* **Set problem**
Tally the lines that hold the string "channels", and reply with the count alone.

* **Records supplied**
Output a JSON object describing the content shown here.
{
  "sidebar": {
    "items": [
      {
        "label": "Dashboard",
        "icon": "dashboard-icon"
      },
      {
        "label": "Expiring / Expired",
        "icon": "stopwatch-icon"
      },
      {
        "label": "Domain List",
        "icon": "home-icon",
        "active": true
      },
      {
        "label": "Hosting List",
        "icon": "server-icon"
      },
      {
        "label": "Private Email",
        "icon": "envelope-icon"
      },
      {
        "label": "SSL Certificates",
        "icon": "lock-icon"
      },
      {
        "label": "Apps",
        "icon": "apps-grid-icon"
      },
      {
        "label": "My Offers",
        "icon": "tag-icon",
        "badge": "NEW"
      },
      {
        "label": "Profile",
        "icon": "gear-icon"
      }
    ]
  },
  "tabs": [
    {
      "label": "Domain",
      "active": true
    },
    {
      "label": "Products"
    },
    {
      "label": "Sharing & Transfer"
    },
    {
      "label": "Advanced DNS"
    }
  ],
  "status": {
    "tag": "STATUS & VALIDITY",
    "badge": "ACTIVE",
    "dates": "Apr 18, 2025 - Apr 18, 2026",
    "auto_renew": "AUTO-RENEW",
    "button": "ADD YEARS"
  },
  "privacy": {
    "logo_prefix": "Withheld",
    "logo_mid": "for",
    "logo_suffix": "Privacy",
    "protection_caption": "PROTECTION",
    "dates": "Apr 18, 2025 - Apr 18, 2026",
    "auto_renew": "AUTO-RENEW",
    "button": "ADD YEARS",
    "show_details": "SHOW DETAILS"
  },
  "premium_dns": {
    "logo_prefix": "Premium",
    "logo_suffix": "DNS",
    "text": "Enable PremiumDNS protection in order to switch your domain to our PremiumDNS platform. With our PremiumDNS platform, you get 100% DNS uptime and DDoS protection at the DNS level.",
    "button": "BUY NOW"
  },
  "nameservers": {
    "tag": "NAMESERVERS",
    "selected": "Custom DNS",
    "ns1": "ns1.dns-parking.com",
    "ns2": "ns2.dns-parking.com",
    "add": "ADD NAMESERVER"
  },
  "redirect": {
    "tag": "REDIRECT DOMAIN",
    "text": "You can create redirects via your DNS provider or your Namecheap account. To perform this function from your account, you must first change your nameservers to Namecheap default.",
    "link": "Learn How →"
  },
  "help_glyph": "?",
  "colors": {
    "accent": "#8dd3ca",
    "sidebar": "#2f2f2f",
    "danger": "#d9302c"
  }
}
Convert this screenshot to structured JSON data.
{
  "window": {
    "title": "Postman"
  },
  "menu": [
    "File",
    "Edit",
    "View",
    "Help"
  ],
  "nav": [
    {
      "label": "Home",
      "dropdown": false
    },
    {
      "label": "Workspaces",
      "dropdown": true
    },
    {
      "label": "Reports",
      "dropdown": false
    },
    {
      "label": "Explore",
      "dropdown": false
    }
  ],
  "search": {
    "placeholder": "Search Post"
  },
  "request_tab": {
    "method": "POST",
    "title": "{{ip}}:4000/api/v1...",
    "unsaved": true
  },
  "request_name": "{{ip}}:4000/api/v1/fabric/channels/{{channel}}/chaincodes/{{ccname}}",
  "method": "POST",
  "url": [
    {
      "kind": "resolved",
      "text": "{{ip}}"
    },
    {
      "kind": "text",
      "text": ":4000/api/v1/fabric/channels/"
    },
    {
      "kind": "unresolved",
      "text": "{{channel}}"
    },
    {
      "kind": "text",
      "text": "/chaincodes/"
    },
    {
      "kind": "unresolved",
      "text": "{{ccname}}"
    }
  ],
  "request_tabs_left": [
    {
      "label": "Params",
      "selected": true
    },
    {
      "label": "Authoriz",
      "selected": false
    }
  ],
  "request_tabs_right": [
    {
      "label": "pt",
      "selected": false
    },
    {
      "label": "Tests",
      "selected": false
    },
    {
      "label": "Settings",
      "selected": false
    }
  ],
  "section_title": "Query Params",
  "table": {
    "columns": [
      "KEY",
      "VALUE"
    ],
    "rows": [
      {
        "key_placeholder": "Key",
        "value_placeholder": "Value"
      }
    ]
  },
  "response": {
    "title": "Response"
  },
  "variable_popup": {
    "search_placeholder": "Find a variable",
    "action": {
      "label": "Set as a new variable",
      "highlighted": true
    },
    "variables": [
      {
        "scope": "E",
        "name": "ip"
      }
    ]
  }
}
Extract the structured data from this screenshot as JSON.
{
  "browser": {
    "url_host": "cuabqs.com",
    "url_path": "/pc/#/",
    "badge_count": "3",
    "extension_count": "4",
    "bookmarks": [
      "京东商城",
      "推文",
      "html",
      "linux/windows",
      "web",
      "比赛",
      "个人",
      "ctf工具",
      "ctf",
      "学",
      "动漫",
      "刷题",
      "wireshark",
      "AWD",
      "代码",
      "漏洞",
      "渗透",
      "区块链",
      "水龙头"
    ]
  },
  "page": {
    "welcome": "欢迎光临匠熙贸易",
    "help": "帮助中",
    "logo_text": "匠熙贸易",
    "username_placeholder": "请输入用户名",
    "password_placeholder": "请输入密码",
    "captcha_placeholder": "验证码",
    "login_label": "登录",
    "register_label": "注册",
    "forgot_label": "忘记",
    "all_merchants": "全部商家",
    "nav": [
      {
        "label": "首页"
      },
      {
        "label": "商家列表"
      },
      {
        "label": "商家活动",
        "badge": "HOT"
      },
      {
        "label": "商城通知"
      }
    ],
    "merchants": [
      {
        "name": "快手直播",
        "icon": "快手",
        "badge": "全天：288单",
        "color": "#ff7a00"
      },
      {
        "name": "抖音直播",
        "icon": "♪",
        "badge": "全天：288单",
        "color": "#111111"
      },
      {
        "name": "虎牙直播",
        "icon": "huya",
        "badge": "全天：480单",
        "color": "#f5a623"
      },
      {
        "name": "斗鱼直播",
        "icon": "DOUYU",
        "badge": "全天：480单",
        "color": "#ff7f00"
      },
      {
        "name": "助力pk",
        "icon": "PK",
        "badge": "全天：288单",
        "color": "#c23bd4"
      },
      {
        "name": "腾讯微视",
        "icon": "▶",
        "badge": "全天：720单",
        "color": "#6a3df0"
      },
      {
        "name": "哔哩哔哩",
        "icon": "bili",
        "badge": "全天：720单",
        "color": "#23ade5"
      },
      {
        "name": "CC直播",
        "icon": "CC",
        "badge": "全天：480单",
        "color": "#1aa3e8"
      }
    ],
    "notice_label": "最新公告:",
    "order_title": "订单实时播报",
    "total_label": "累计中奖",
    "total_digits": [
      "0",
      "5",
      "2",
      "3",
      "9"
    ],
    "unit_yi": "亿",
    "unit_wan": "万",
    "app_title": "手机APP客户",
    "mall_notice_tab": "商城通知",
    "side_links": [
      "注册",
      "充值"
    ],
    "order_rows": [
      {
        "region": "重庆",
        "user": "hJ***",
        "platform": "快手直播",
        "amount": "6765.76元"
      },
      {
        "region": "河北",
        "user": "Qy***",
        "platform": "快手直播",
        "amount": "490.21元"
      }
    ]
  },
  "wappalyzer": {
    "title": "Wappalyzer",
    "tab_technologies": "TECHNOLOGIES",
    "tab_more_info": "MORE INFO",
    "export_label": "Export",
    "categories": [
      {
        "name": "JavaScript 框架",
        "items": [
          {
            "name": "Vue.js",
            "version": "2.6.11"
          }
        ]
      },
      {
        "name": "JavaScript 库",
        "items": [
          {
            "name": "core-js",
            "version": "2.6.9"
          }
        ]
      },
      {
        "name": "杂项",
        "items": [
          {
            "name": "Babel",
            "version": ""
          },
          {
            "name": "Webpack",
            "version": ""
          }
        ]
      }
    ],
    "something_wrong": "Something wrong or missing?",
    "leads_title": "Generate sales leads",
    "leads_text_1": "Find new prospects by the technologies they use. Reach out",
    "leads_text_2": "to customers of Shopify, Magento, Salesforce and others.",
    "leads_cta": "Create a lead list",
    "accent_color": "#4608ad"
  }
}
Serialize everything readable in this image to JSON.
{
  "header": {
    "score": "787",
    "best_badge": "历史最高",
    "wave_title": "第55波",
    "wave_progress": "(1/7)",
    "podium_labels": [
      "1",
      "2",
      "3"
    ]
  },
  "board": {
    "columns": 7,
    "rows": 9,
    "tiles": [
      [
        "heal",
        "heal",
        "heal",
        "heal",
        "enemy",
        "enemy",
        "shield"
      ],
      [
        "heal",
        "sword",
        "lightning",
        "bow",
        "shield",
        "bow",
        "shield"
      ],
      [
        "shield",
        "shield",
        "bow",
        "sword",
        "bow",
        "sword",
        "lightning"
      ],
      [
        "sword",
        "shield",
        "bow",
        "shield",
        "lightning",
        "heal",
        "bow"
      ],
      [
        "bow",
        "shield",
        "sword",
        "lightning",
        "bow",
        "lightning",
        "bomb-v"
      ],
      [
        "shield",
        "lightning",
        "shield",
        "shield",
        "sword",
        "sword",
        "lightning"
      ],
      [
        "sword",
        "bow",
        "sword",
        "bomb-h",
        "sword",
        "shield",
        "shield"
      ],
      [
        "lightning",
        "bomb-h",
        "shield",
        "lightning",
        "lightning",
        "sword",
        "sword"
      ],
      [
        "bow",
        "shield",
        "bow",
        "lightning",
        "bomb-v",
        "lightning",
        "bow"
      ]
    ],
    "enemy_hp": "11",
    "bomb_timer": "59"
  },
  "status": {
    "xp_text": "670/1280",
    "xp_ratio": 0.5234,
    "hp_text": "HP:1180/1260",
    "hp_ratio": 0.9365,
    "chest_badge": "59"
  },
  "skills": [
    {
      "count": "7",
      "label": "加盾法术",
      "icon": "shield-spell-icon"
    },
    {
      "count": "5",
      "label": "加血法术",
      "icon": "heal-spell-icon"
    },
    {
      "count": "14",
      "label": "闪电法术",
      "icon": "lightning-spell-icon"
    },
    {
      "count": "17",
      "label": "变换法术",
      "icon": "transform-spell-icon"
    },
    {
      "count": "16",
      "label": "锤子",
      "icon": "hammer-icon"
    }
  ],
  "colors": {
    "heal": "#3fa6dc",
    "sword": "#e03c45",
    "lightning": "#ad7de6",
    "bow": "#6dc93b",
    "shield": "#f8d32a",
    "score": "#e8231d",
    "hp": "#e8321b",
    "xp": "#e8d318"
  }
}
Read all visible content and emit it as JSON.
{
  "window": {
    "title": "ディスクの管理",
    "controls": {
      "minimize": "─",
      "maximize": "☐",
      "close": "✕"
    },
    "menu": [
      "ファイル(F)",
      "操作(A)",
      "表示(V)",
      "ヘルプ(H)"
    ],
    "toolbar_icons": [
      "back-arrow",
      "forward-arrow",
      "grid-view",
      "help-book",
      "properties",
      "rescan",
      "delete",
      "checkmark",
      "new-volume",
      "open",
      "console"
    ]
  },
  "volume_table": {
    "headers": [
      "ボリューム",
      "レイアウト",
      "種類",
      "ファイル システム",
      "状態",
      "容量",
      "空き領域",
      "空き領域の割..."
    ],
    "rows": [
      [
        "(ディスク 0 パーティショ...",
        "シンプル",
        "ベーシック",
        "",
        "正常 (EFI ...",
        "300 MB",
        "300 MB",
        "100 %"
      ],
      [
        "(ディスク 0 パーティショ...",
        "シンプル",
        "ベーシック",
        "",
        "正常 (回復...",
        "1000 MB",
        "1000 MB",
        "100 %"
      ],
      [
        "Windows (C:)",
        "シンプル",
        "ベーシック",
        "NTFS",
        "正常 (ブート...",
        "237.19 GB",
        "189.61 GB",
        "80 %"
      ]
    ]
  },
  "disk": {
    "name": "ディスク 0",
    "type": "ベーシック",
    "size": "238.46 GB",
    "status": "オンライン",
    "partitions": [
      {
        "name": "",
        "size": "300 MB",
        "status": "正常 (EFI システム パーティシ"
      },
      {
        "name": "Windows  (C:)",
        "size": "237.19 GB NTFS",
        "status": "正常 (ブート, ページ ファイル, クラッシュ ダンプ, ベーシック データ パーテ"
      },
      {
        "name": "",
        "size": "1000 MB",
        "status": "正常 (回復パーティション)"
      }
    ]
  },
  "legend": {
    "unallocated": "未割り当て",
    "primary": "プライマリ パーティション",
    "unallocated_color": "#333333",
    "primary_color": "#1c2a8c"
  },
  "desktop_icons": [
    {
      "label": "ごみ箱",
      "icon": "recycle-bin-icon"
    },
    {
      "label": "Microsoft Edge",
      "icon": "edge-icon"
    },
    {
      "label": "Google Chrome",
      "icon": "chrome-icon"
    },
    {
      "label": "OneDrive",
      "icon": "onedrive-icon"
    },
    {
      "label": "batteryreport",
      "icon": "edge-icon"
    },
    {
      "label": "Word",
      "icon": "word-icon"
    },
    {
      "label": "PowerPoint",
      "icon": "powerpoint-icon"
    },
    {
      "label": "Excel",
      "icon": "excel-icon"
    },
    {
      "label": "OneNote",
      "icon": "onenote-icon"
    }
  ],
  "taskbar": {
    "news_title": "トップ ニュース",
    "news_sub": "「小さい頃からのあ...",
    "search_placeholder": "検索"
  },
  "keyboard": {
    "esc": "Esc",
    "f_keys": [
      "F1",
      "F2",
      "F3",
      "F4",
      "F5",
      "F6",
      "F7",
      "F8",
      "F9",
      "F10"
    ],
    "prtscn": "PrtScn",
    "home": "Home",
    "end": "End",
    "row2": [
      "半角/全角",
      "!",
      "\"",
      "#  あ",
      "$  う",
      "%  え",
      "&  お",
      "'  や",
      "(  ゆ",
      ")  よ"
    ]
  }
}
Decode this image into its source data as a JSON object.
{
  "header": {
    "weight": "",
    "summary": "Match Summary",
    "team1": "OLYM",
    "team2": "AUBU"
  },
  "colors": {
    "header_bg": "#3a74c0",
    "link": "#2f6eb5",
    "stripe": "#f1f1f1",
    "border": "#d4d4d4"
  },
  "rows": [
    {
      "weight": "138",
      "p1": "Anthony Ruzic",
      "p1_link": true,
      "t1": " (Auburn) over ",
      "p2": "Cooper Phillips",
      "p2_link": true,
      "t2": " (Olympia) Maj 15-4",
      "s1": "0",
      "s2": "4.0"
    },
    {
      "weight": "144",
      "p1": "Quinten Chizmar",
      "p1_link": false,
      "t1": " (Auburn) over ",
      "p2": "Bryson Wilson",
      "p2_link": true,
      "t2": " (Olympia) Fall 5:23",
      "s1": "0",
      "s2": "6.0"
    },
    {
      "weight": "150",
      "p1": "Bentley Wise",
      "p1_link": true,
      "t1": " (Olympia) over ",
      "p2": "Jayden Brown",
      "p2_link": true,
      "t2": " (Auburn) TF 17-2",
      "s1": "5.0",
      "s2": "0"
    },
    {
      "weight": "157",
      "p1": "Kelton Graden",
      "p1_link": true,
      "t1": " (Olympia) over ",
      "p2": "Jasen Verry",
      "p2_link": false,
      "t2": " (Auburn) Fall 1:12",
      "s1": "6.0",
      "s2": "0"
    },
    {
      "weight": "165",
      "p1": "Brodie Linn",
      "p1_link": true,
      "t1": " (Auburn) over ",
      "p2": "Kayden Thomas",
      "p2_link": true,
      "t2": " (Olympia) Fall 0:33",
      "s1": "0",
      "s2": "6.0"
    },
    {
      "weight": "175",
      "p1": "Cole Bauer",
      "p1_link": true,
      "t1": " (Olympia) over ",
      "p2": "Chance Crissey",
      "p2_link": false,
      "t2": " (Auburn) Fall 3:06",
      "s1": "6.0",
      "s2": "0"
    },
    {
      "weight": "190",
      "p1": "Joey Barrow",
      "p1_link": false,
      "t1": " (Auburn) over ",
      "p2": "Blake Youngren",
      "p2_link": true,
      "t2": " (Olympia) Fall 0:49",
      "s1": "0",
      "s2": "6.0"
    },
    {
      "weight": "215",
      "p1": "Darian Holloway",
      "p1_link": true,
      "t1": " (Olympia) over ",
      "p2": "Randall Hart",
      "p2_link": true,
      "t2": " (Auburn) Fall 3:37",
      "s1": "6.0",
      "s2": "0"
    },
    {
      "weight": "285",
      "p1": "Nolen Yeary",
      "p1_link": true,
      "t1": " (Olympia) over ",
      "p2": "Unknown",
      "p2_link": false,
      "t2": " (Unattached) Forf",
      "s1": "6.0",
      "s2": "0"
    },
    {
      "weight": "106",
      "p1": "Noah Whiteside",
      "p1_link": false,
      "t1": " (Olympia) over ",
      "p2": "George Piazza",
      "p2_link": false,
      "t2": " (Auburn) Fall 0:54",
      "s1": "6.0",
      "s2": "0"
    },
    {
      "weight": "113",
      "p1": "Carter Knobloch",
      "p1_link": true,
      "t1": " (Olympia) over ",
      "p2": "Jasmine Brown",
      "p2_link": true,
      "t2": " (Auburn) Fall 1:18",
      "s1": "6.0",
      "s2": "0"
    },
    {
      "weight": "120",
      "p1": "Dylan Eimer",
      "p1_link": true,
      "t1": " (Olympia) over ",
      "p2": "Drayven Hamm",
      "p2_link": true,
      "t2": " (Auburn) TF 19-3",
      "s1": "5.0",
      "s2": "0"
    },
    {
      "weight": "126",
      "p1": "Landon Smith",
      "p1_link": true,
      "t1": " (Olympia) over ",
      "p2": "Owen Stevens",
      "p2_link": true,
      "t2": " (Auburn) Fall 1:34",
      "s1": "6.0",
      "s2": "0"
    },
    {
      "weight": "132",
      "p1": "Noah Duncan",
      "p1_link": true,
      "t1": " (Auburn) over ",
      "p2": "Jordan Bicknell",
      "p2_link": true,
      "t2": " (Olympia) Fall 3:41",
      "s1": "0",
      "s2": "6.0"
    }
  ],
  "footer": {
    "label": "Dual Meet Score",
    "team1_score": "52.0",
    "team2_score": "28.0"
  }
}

* **Finished task**
2